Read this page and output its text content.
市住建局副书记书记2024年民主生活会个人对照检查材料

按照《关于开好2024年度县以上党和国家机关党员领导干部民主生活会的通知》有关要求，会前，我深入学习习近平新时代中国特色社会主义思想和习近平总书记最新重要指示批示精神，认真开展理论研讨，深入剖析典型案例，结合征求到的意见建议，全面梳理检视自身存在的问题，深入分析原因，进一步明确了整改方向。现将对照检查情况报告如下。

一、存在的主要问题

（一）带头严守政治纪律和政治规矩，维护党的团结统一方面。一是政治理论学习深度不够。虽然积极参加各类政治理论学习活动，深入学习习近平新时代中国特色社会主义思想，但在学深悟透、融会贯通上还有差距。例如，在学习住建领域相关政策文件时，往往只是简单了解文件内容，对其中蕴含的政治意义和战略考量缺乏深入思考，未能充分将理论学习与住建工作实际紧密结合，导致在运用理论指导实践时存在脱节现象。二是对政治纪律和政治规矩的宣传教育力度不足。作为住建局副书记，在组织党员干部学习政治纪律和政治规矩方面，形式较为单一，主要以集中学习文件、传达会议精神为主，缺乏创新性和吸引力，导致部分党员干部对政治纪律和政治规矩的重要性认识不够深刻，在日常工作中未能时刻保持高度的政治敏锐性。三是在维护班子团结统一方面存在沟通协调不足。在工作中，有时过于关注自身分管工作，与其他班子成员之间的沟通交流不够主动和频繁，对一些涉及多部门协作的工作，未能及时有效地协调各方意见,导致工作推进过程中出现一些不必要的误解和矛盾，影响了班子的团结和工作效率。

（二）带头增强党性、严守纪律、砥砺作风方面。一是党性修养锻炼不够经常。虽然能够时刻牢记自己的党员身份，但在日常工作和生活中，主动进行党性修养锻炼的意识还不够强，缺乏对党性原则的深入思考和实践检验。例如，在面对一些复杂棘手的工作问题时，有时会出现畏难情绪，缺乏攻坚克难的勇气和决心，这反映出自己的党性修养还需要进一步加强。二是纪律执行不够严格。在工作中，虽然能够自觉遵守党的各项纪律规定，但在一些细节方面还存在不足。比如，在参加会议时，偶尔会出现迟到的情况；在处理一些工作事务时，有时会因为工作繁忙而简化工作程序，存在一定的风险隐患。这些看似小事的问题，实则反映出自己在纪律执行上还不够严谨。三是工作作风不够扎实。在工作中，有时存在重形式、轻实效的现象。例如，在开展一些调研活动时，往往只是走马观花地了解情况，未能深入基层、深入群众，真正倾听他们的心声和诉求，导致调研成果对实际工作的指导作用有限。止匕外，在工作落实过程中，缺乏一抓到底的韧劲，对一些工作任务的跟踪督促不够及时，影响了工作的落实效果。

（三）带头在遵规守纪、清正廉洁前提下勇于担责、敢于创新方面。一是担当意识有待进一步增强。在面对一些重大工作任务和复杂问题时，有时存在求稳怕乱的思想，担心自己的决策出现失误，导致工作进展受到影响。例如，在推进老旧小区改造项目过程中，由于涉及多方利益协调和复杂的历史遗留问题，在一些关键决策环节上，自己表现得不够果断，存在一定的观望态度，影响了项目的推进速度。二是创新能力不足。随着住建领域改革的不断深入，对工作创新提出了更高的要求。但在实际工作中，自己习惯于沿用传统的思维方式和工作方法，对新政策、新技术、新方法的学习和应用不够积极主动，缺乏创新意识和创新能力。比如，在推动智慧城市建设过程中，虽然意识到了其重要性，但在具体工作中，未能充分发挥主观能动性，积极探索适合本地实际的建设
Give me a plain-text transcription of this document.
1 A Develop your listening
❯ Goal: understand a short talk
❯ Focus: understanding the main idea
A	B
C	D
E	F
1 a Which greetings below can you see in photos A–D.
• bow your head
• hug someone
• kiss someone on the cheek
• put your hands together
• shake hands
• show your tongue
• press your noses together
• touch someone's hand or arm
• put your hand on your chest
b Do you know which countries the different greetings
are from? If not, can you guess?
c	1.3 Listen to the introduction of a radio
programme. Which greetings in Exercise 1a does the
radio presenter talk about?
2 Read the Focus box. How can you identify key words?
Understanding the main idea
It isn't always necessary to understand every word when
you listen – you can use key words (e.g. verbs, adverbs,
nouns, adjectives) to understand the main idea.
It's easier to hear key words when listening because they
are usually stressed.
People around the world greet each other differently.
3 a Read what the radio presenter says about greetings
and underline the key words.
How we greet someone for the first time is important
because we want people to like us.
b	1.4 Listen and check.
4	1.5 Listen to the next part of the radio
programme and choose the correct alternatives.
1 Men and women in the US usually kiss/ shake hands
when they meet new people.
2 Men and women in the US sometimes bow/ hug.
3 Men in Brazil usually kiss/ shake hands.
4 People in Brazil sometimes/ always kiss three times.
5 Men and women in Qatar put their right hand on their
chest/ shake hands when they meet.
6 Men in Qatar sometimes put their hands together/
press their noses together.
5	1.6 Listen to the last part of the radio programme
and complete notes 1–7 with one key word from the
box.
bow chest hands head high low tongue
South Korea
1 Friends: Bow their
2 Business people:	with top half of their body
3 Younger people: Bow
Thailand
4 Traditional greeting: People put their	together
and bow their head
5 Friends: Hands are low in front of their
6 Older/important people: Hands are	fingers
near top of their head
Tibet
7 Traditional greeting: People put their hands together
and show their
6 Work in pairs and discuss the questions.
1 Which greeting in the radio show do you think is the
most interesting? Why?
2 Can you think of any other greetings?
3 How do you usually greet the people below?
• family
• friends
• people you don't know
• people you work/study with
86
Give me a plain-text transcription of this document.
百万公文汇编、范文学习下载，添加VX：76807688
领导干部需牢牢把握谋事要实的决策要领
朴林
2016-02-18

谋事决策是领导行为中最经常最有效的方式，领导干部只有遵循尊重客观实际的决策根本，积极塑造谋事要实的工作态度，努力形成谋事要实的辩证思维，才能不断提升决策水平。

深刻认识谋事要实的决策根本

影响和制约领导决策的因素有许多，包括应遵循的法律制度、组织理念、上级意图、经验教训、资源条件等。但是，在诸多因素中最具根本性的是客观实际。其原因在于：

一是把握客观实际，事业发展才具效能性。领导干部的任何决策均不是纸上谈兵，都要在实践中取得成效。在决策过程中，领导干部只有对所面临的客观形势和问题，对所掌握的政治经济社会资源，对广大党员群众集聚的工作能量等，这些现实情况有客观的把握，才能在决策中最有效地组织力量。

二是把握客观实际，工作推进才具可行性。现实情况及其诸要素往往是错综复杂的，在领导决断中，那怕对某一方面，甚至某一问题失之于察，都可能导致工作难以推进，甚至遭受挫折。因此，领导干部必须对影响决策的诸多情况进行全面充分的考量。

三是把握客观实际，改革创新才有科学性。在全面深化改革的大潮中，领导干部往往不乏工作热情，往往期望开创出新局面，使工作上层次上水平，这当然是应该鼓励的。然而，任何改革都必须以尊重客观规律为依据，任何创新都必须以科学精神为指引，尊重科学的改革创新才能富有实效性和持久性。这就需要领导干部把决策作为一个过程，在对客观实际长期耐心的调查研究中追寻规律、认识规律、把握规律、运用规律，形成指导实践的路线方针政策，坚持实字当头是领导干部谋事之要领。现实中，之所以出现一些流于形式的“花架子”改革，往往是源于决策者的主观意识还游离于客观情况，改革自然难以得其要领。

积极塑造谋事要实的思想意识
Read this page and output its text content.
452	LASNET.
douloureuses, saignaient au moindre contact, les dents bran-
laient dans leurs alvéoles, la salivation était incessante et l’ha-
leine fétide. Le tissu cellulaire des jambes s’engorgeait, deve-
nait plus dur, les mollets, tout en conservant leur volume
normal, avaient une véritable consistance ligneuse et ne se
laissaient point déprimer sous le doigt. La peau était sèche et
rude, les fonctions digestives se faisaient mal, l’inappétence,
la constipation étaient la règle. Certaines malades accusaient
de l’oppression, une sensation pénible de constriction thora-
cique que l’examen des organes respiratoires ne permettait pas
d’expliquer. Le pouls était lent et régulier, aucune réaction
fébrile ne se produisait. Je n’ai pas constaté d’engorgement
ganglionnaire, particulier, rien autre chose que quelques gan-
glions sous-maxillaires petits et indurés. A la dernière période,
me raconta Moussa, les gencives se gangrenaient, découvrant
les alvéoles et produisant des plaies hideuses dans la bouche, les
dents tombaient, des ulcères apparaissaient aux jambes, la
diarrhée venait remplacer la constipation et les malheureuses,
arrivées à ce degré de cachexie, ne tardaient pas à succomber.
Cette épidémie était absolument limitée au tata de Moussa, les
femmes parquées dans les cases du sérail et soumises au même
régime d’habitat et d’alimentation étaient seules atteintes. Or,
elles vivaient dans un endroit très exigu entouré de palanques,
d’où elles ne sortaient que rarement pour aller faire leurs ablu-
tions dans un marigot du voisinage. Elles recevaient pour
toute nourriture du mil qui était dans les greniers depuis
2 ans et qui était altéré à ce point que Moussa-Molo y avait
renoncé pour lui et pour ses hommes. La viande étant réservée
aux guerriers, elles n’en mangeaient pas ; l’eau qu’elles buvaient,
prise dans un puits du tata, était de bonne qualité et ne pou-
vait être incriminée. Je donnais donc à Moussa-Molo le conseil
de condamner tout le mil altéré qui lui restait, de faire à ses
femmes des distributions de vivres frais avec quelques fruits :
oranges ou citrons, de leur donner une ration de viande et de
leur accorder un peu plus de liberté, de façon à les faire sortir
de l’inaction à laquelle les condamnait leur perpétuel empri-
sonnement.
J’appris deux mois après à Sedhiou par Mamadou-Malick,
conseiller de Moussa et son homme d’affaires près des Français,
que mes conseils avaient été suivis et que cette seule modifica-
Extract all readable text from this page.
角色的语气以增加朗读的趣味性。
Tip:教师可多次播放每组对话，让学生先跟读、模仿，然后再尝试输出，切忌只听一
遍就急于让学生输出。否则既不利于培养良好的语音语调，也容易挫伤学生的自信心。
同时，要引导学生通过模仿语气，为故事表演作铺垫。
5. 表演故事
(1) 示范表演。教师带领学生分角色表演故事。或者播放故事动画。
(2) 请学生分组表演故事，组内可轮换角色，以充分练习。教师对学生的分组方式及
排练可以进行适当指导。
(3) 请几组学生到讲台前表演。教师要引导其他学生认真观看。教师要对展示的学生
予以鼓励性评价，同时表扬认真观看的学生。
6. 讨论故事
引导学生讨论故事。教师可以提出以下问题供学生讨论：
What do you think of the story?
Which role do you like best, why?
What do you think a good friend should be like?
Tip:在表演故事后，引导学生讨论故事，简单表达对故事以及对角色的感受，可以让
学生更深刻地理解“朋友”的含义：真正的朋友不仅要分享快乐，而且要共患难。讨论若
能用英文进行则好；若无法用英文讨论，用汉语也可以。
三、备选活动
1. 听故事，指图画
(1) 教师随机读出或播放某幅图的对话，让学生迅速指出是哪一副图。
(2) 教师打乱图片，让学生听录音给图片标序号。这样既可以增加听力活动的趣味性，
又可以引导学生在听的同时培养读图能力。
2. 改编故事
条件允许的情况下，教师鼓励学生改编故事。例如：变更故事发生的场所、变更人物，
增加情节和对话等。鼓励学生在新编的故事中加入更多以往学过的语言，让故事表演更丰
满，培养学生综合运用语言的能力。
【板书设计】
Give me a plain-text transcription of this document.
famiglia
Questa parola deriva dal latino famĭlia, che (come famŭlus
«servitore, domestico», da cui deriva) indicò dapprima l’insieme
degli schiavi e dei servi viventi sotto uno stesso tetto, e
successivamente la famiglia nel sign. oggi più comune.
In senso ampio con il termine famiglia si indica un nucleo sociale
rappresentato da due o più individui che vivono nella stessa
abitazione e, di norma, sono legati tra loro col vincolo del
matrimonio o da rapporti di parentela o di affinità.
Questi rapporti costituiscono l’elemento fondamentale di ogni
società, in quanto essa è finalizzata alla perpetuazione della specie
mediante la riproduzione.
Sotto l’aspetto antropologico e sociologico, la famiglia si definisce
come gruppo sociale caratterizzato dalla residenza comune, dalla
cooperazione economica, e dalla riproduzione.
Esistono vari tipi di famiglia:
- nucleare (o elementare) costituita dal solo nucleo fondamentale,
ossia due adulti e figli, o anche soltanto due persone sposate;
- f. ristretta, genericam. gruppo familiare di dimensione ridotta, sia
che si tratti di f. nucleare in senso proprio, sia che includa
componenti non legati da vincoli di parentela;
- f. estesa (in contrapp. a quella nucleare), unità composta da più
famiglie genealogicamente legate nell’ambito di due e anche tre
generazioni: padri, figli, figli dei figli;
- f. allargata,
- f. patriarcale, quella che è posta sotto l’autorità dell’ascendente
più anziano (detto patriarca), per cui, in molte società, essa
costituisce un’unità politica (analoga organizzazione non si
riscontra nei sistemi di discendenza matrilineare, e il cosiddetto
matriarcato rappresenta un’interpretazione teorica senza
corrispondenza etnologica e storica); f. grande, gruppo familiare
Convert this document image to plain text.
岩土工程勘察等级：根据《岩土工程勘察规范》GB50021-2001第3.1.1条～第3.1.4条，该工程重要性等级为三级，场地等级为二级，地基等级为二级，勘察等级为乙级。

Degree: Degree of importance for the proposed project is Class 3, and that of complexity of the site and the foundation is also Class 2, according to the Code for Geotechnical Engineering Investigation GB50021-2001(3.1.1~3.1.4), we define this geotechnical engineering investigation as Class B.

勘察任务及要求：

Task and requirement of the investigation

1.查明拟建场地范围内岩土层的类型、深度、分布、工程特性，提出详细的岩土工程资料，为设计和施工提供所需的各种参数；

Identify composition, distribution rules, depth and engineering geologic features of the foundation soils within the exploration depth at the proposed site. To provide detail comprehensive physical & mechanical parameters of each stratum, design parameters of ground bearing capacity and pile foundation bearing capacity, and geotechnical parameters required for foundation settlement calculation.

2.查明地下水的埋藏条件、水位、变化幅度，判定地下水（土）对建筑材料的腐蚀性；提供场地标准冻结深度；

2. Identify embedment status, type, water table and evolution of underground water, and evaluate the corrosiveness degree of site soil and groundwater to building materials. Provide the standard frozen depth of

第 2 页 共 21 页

## What the task requires
Pull out every line holding "società" from the records above, and copy it.

## Solution below
società, in quanto essa è finalizzata alla perpetuazione della specie
più anziano (detto patriarca), per cui, in molte società, essa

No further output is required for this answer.